→ PAGE EXCERPT:
§ §

In one study, researchers found that treated glaucoma patients did not manifest a repeatable diurnal IOP pattern from day to day.4 Even in healthy individuals, there is not a sustained and reproducible diurnal IOP pattern, and a single-day assessment of IOP incompletely characterizes the diurnal IOP pattern.5
The final assumption critical to the use of the monocular trial is that the therapeutic response in one eye will be similar to that observed in the fellow eye. However, it appears that this assumption also is incorrect.
One group of researchers tried to predict the response of glaucoma therapy in one eye based upon the response in the fellow eye and found that the change in IOP in one eye did not accurately predict the therapeutic response in the fellow eye.6
Another research team also examined the therapeutic response of fellow eyes in monocular trials to determine if the IOP reduction observed in the first eye correlated with that seen in the fellow eye. Similarly, they found that if a medication yielded a significant IOP-reducing effect in one eye, the fellow did not necessarily exhibit a similar response.7
To reduce the confounding factor of systemic absorption and crossover effects, the researchers also performed a sub-analysis on patients using latanoprost––which has little, if any, contralateral IOP effect due to rapid systemic metabolism––and still found a poor prediction in IOP effects between the two eyes.7
What Do We Do?

§ §

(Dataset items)
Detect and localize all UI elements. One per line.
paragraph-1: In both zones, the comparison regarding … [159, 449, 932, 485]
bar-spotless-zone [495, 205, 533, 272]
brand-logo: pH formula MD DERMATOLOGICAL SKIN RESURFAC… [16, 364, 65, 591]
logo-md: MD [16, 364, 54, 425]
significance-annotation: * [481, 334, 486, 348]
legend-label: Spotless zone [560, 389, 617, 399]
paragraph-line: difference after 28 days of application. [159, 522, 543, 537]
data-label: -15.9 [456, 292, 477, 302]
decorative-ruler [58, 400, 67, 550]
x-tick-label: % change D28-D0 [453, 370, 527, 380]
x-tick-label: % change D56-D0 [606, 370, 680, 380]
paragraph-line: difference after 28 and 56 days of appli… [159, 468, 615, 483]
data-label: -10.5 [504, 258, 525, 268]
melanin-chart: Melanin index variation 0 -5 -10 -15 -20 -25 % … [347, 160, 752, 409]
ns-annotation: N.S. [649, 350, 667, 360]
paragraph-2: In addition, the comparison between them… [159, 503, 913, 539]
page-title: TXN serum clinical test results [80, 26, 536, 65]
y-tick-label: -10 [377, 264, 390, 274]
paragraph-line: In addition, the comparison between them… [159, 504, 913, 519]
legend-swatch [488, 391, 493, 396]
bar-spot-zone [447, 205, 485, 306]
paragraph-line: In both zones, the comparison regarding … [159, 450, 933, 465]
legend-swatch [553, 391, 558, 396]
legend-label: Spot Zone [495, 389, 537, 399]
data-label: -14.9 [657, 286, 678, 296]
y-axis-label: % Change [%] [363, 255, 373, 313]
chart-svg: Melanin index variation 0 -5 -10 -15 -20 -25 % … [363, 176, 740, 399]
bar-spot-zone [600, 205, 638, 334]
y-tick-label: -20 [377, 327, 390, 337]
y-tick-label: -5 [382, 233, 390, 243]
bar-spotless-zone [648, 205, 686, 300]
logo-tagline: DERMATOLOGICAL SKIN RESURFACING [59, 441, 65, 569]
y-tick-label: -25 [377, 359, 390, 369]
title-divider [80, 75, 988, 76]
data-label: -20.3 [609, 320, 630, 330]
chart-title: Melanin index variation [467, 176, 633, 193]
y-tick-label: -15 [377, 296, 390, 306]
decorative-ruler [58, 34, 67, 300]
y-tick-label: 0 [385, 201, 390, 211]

§ §

→ ASSIGNED TASK 1: Reproduce the part of the glaucoma excerpt that opens with the words containing "In one study, researchers" and closes with "also is incorrect.".
→ ASSIGNED TASK 2: Condense the paragraph of the glaucoma excerpt beginning "Another research team also examined" into one or two shorter sentences that keep its main facts.

→ WRITTEN RESPONSE 1:
In one study, researchers found that treated glaucoma patients did not manifest a repeatable diurnal IOP pattern from day to day.4 Even in healthy individuals, there is not a sustained and reproducible diurnal IOP pattern, and a single-day assessment of IOP incompletely characterizes the diurnal IOP pattern.5
The final assumption critical to the use of the monocular trial is that the therapeutic response in one eye will be similar to that observed in the fellow eye. However, it appears that this assumption also is incorrect.

→ WRITTEN RESPONSE 2: A second research team tested whether the IOP reduction in the first eye of monocular trials correlated with that in the fellow eye. They found that a significant IOP-reducing effect in one eye did not necessarily produce a similar response in the fellow eye.